===== Material for the task =====

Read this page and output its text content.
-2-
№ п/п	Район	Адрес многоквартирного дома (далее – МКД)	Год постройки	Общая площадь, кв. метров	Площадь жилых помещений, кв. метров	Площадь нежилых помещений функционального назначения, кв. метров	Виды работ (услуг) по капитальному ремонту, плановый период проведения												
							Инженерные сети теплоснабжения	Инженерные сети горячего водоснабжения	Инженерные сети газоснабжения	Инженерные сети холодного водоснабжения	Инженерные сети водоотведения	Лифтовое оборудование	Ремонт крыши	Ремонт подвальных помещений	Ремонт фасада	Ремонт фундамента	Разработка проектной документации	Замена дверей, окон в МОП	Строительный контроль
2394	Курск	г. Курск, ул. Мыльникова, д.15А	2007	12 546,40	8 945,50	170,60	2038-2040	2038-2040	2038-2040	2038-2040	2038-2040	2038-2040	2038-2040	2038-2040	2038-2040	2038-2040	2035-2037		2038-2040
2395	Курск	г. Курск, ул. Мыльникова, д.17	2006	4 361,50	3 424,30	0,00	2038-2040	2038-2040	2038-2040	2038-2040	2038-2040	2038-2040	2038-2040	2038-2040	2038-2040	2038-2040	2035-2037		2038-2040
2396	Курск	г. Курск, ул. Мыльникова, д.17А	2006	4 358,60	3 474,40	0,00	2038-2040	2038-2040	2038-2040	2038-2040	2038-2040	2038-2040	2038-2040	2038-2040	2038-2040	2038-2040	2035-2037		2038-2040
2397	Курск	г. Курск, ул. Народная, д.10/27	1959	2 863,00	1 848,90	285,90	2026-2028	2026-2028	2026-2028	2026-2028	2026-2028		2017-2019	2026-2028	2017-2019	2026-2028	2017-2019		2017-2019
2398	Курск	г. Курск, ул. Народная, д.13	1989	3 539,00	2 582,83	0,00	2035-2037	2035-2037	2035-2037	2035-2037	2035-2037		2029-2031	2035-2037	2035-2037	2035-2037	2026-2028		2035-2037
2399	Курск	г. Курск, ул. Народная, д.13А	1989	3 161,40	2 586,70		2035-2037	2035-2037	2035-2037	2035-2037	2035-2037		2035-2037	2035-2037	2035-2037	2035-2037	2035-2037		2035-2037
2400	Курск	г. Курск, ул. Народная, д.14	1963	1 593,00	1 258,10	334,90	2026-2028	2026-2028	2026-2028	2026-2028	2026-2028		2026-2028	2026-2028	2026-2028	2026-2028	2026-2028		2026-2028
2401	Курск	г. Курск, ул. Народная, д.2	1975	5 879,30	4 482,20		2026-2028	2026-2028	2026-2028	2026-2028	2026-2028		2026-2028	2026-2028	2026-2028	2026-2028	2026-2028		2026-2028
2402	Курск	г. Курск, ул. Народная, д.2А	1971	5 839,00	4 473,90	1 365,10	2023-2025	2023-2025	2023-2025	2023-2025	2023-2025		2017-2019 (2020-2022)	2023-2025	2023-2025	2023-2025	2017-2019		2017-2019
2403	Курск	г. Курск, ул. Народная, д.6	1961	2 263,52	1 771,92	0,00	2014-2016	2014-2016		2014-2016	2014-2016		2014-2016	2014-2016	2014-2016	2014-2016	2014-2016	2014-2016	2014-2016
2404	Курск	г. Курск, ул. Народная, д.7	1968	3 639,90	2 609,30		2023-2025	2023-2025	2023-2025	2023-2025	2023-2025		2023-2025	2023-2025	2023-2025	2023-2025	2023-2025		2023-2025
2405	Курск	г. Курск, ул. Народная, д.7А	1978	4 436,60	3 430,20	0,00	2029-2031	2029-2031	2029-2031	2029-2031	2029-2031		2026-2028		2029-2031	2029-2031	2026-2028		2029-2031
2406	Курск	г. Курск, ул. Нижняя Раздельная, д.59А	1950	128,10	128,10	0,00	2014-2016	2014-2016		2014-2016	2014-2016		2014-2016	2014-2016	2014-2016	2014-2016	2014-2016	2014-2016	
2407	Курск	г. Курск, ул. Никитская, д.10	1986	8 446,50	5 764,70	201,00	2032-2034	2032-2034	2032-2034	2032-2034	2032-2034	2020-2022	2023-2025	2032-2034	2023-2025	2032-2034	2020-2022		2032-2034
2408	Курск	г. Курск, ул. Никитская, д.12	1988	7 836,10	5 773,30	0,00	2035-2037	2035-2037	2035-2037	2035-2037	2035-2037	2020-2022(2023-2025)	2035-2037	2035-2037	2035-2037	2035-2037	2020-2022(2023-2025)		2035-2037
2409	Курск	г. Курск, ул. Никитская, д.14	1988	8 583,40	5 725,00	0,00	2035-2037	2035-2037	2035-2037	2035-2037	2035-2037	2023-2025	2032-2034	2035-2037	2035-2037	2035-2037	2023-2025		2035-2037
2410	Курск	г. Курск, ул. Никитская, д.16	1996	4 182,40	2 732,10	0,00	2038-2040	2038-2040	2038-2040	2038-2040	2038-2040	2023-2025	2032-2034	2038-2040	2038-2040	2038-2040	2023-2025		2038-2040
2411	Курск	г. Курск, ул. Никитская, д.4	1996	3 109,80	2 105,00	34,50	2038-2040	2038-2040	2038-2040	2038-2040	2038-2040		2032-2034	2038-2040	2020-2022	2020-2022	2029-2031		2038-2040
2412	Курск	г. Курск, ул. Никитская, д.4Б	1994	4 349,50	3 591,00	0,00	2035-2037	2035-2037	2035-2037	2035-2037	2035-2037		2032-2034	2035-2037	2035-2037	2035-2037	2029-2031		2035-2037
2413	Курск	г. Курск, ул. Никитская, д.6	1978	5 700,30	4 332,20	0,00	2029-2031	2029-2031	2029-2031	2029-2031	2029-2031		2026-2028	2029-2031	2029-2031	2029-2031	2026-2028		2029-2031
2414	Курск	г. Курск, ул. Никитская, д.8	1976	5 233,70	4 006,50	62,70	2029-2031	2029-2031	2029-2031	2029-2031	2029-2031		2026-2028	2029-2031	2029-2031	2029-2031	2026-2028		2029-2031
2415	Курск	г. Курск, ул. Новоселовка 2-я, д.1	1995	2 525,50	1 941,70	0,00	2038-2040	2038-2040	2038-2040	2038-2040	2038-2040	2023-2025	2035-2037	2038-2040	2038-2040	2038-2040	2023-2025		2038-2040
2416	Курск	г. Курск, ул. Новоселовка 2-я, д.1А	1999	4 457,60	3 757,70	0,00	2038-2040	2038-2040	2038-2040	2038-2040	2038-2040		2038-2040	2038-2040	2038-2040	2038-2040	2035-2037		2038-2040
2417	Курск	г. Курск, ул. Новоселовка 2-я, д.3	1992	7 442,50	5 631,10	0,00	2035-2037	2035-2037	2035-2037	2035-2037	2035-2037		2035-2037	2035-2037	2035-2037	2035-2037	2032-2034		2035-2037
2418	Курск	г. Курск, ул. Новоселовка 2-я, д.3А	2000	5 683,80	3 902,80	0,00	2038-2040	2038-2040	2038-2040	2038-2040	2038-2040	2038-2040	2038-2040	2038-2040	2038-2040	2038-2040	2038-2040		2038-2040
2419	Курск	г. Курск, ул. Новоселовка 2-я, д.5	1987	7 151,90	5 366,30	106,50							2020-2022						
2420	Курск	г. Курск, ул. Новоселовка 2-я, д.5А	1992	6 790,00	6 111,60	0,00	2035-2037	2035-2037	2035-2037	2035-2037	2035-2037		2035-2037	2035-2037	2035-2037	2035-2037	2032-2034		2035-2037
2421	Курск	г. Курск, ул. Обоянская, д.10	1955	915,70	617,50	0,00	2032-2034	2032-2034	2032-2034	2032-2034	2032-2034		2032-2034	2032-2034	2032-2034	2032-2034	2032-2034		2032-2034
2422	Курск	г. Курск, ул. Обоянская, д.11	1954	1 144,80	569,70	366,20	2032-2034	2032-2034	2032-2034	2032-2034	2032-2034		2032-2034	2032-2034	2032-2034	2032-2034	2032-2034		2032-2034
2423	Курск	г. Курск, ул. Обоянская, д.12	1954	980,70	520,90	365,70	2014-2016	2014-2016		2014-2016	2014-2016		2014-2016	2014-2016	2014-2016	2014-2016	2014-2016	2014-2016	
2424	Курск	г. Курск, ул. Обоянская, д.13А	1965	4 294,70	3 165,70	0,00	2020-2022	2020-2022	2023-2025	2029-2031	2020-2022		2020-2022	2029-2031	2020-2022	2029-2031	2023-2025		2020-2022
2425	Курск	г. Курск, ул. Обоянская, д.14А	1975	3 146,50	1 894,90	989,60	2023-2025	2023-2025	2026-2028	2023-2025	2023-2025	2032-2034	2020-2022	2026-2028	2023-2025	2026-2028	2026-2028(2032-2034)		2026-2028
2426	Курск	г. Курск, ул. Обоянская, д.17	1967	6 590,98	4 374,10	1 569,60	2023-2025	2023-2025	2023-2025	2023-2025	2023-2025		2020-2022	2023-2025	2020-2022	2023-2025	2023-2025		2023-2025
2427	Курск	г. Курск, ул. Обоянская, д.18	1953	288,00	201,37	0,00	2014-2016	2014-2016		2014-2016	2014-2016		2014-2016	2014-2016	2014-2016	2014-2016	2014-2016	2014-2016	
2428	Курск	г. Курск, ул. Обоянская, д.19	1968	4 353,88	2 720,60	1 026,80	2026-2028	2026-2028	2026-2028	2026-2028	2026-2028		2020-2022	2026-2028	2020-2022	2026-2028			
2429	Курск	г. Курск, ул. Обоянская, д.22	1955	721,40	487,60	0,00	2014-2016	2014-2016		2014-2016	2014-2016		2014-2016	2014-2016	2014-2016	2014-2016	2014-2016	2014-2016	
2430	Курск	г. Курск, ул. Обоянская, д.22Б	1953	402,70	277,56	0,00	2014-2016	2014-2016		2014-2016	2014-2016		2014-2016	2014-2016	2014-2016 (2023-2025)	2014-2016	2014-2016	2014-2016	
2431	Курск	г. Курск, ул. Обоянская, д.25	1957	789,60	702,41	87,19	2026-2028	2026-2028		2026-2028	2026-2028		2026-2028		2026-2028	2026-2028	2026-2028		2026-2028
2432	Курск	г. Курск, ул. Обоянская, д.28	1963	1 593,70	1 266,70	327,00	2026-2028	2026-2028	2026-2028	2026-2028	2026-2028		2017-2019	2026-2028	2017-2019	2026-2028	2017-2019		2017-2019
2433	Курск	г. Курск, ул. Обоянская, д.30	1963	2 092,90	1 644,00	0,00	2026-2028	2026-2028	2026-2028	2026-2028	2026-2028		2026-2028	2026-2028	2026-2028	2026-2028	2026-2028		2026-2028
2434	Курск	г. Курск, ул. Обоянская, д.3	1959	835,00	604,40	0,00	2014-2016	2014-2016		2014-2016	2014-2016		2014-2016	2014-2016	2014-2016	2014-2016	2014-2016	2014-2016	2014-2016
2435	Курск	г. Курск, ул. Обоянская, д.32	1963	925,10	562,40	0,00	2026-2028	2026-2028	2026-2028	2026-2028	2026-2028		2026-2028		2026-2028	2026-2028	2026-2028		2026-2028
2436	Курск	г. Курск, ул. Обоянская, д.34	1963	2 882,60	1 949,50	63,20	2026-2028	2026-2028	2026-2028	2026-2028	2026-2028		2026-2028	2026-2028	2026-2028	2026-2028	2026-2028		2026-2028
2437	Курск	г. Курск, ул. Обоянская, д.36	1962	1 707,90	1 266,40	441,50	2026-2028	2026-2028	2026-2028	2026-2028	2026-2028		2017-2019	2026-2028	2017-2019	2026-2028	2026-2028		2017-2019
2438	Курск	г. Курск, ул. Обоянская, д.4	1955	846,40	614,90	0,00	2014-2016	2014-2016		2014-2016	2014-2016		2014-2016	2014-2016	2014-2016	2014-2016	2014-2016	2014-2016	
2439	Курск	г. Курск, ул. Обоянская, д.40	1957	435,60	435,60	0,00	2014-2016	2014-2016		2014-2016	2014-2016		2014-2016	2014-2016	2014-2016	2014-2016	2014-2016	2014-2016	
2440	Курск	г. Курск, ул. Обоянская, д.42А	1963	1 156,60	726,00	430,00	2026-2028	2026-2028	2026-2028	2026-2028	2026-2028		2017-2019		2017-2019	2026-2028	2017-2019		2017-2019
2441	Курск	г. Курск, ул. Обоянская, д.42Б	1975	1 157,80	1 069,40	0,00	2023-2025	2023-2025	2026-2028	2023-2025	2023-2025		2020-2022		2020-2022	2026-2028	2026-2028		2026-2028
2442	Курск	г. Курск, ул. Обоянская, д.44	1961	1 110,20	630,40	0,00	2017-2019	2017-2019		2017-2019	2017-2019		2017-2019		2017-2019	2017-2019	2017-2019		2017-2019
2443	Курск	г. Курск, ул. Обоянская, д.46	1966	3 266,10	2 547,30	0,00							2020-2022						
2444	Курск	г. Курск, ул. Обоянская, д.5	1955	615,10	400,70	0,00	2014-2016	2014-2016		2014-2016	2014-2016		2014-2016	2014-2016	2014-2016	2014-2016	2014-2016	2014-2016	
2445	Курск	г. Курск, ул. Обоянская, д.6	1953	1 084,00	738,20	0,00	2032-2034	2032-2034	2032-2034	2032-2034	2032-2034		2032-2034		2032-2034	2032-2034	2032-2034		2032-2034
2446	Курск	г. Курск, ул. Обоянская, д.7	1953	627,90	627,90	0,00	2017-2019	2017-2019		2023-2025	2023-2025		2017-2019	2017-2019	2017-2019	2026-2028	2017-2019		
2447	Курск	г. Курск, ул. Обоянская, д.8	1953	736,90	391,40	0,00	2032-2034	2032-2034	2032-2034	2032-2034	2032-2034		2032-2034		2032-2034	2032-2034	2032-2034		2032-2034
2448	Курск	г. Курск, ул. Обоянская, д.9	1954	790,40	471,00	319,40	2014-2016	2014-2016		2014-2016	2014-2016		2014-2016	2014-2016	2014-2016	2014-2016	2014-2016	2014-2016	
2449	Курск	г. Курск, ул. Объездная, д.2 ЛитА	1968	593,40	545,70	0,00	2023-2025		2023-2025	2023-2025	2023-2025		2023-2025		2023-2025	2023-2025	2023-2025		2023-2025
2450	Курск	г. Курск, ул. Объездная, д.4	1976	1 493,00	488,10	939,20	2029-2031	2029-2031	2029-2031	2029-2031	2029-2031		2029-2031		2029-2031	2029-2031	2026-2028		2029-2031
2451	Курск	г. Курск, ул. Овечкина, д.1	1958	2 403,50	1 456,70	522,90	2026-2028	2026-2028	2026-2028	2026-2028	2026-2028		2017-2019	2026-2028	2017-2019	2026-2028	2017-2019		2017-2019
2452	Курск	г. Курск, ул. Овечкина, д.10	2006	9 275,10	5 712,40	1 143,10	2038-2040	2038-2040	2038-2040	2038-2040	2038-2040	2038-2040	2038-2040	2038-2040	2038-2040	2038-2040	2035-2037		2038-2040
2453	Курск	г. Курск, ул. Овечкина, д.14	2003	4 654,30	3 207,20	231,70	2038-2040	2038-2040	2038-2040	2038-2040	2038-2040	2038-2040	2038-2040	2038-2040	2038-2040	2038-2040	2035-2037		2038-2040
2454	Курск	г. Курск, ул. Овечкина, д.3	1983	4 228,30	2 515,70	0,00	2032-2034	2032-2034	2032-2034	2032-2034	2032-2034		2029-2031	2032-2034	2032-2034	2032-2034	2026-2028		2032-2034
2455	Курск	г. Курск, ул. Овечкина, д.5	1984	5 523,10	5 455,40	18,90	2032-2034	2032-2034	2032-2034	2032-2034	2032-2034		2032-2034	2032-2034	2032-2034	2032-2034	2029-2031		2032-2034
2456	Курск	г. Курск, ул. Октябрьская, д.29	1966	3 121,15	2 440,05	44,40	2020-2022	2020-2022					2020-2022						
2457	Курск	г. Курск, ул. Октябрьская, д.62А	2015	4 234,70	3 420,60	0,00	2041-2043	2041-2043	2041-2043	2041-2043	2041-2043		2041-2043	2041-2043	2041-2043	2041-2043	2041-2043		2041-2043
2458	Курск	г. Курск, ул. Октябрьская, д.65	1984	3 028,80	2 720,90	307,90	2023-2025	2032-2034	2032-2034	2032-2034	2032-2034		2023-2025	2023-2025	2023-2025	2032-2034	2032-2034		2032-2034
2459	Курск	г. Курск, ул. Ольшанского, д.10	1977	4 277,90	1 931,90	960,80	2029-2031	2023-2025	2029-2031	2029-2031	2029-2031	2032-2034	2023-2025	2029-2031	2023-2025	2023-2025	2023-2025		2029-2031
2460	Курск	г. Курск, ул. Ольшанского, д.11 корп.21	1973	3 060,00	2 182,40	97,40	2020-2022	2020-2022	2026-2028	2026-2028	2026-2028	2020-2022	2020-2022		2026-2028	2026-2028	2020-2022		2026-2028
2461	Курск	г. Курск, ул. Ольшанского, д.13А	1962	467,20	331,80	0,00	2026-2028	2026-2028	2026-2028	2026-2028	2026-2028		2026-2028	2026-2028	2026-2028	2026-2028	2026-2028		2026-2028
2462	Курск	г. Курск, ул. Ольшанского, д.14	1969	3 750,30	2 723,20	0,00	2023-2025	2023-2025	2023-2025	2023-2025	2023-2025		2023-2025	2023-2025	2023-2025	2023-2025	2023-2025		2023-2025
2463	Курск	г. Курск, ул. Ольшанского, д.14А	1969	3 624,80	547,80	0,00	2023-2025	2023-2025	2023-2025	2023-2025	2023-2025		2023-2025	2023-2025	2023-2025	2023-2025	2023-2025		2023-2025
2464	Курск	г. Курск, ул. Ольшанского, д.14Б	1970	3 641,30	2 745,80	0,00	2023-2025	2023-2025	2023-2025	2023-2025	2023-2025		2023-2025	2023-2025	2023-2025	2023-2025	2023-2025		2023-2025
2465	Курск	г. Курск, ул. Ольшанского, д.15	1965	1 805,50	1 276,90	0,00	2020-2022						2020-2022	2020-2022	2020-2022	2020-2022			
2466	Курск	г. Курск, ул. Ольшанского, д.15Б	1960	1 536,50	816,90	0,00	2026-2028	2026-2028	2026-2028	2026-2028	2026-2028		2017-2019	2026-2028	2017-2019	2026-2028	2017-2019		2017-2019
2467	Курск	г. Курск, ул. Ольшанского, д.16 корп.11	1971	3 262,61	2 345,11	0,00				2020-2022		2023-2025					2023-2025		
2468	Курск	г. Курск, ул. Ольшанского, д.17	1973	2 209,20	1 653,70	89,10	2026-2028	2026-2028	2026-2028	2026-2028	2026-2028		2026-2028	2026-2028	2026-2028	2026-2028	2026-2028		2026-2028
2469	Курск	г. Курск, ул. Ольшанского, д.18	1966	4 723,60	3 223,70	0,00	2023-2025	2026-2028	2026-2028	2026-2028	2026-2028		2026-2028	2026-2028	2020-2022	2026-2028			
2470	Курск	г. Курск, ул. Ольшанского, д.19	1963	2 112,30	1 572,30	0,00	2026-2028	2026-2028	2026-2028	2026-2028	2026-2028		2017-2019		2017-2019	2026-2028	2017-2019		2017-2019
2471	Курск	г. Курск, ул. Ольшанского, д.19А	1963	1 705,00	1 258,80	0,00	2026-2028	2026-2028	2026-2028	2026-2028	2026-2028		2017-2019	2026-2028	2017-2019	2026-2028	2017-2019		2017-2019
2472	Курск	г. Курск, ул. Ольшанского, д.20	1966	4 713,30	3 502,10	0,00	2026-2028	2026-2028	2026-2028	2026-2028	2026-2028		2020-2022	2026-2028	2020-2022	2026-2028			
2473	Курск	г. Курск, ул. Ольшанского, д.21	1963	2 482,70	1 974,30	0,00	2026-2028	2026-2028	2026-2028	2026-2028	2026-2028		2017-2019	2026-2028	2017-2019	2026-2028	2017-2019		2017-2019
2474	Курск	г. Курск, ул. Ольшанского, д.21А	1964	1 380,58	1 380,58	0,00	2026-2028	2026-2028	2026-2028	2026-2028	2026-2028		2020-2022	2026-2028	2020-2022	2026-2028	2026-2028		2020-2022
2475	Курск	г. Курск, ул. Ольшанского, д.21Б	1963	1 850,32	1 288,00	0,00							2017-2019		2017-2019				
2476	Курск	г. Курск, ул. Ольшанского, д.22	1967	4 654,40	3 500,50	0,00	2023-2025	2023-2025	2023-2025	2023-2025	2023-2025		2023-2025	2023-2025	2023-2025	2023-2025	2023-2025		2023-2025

=====

_Exercise directions_:
Copy all lines above containing the string "Объездная".

_In response_:
2449	Курск	г. Курск, ул. Объездная, д.2 ЛитА	1968	593,40	545,70	0,00	2023-2025		2023-2025	2023-2025	2023-2025		2023-2025		2023-2025	2023-2025	2023-2025		2023-2025
2450	Курск	г. Курск, ул. Объездная, д.4	1976	1 493,00	488,10	939,20	2029-2031	2029-2031	2029-2031	2029-2031	2029-2031		2029-2031		2029-2031	2029-2031	2026-2028		2029-2031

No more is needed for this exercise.